### INSTRUCTIONS FOR THE TASK
Transcribe the listing below word for word.

### DATA SHOWN

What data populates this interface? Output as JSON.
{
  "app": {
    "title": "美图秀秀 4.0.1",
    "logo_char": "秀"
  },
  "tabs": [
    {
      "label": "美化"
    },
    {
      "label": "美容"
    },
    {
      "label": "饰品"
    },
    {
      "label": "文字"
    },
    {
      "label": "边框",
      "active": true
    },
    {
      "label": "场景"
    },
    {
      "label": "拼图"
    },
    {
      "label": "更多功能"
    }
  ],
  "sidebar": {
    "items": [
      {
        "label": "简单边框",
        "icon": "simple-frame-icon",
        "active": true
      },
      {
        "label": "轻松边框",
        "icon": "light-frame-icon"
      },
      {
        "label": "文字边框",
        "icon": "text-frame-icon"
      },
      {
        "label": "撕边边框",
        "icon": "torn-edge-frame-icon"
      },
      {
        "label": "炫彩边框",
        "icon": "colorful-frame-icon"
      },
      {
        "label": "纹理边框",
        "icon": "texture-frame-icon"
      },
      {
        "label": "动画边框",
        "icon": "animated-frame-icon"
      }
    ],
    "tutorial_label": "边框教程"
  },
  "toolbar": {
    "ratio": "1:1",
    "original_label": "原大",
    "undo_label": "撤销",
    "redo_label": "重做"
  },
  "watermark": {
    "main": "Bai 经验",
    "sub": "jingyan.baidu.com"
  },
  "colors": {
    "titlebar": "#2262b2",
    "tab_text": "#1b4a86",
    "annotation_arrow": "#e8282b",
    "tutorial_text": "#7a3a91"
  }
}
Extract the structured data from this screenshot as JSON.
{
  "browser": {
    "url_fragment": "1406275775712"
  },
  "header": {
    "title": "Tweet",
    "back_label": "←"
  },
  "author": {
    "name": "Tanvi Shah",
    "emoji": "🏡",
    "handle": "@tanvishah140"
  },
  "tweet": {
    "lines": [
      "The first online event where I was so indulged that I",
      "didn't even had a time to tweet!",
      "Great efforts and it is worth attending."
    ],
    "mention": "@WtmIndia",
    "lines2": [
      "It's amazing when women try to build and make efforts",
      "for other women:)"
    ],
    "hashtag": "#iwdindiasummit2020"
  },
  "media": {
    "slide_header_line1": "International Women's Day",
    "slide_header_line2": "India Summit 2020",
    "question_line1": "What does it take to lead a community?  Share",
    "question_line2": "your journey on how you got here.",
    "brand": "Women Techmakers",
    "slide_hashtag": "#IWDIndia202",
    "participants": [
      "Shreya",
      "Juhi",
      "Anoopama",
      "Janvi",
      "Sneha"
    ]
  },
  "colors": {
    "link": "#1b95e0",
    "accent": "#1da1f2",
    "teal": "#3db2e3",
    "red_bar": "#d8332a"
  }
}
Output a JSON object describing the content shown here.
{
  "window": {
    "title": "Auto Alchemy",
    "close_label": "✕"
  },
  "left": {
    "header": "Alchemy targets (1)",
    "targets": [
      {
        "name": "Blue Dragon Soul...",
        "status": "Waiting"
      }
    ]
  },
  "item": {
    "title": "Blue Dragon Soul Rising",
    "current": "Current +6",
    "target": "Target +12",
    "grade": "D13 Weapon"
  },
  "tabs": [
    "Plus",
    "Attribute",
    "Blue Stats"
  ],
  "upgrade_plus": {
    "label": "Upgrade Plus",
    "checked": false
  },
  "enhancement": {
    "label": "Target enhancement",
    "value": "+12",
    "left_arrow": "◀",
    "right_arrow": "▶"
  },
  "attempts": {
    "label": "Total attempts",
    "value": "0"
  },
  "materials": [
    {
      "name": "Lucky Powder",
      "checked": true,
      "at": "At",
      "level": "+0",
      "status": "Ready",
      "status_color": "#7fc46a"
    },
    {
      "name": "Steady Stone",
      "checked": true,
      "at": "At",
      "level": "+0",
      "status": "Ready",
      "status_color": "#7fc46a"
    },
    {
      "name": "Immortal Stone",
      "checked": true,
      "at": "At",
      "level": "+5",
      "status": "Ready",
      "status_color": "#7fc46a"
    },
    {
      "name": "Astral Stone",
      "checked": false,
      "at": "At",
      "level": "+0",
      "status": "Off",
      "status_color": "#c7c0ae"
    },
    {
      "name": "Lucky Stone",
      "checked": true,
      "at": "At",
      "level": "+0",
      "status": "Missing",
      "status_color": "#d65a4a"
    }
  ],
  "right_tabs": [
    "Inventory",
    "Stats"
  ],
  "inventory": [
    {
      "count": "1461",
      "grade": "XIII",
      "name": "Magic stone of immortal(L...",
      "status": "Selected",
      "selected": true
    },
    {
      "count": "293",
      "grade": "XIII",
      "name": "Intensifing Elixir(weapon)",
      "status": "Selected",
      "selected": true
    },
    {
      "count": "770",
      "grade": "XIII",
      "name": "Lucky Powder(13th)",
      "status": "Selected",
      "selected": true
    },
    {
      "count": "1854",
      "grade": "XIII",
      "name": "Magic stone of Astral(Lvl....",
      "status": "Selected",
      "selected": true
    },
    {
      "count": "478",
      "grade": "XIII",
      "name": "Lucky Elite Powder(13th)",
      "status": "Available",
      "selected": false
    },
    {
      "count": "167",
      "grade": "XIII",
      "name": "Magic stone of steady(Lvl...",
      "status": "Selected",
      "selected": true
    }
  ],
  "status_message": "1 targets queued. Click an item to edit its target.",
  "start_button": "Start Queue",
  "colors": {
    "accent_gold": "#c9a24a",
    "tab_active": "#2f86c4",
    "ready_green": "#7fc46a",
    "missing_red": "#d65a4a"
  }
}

######

### WRITTEN SOLUTION
What data populates this interface? Output as JSON.
{
  "app": {
    "title": "美图秀秀 4.0.1",
    "logo_char": "秀"
  },
  "tabs": [
    {
      "label": "美化"
    },
    {
      "label": "美容"
    },
    {
      "label": "饰品"
    },
    {
      "label": "文字"
    },
    {
      "label": "边框",
      "active": true
    },
    {
      "label": "场景"
    },
    {
      "label": "拼图"
    },
    {
      "label": "更多功能"
    }
  ],
  "sidebar": {
    "items": [
      {
        "label": "简单边框",
        "icon": "simple-frame-icon",
        "active": true
      },
      {
        "label": "轻松边框",
        "icon": "light-frame-icon"
      },
      {
        "label": "文字边框",
        "icon": "text-frame-icon"
      },
      {
        "label": "撕边边框",
        "icon": "torn-edge-frame-icon"
      },
      {
        "label": "炫彩边框",
        "icon": "colorful-frame-icon"
      },
      {
        "label": "纹理边框",
        "icon": "texture-frame-icon"
      },
      {
        "label": "动画边框",
        "icon": "animated-frame-icon"
      }
    ],
    "tutorial_label": "边框教程"
  },
  "toolbar": {
    "ratio": "1:1",
    "original_label": "原大",
    "undo_label": "撤销",
    "redo_label": "重做"
  },
  "watermark": {
    "main": "Bai 经验",
    "sub": "jingyan.baidu.com"
  },
  "colors": {
    "titlebar": "#2262b2",
    "tab_text": "#1b4a86",
    "annotation_arrow": "#e8282b",
    "tutorial_text": "#7a3a91"
  }
}
Extract the structured data from this screenshot as JSON.
{
  "browser": {
    "url_fragment": "1406275775712"
  },
  "header": {
    "title": "Tweet",
    "back_label": "←"
  },
  "author": {
    "name": "Tanvi Shah",
    "emoji": "🏡",
    "handle": "@tanvishah140"
  },
  "tweet": {
    "lines": [
      "The first online event where I was so indulged that I",
      "didn't even had a time to tweet!",
      "Great efforts and it is worth attending."
    ],
    "mention": "@WtmIndia",
    "lines2": [
      "It's amazing when women try to build and make efforts",
      "for other women:)"
    ],
    "hashtag": "#iwdindiasummit2020"
  },
  "media": {
    "slide_header_line1": "International Women's Day",
    "slide_header_line2": "India Summit 2020",
    "question_line1": "What does it take to lead a community?  Share",
    "question_line2": "your journey on how you got here.",
    "brand": "Women Techmakers",
    "slide_hashtag": "#IWDIndia202",
    "participants": [
      "Shreya",
      "Juhi",
      "Anoopama",
      "Janvi",
      "Sneha"
    ]
  },
  "colors": {
    "link": "#1b95e0",
    "accent": "#1da1f2",
    "teal": "#3db2e3",
    "red_bar": "#d8332a"
  }
}
Output a JSON object describing the content shown here.
{
  "window": {
    "title": "Auto Alchemy",
    "close_label": "✕"
  },
  "left": {
    "header": "Alchemy targets (1)",
    "targets": [
      {
        "name": "Blue Dragon Soul...",
        "status": "Waiting"
      }
    ]
  },
  "item": {
    "title": "Blue Dragon Soul Rising",
    "current": "Current +6",
    "target": "Target +12",
    "grade": "D13 Weapon"
  },
  "tabs": [
    "Plus",
    "Attribute",
    "Blue Stats"
  ],
  "upgrade_plus": {
    "label": "Upgrade Plus",
    "checked": false
  },
  "enhancement": {
    "label": "Target enhancement",
    "value": "+12",
    "left_arrow": "◀",
    "right_arrow": "▶"
  },
  "attempts": {
    "label": "Total attempts",
    "value": "0"
  },
  "materials": [
    {
      "name": "Lucky Powder",
      "checked": true,
      "at": "At",
      "level": "+0",
      "status": "Ready",
      "status_color": "#7fc46a"
    },
    {
      "name": "Steady Stone",
      "checked": true,
      "at": "At",
      "level": "+0",
      "status": "Ready",
      "status_color": "#7fc46a"
    },
    {
      "name": "Immortal Stone",
      "checked": true,
      "at": "At",
      "level": "+5",
      "status": "Ready",
      "status_color": "#7fc46a"
    },
    {
      "name": "Astral Stone",
      "checked": false,
      "at": "At",
      "level": "+0",
      "status": "Off",
      "status_color": "#c7c0ae"
    },
    {
      "name": "Lucky Stone",
      "checked": true,
      "at": "At",
      "level": "+0",
      "status": "Missing",
      "status_color": "#d65a4a"
    }
  ],
  "right_tabs": [
    "Inventory",
    "Stats"
  ],
  "inventory": [
    {
      "count": "1461",
      "grade": "XIII",
      "name": "Magic stone of immortal(L...",
      "status": "Selected",
      "selected": true
    },
    {
      "count": "293",
      "grade": "XIII",
      "name": "Intensifing Elixir(weapon)",
      "status": "Selected",
      "selected": true
    },
    {
      "count": "770",
      "grade": "XIII",
      "name": "Lucky Powder(13th)",
      "status": "Selected",
      "selected": true
    },
    {
      "count": "1854",
      "grade": "XIII",
      "name": "Magic stone of Astral(Lvl....",
      "status": "Selected",
      "selected": true
    },
    {
      "count": "478",
      "grade": "XIII",
      "name": "Lucky Elite Powder(13th)",
      "status": "Available",
      "selected": false
    },
    {
      "count": "167",
      "grade": "XIII",
      "name": "Magic stone of steady(Lvl...",
      "status": "Selected",
      "selected": true
    }
  ],
  "status_message": "1 targets queued. Click an item to edit its target.",
  "start_button": "Start Queue",
  "colors": {
    "accent_gold": "#c9a24a",
    "tab_active": "#2f86c4",
    "ready_green": "#7fc46a",
    "missing_red": "#d65a4a"
  }
}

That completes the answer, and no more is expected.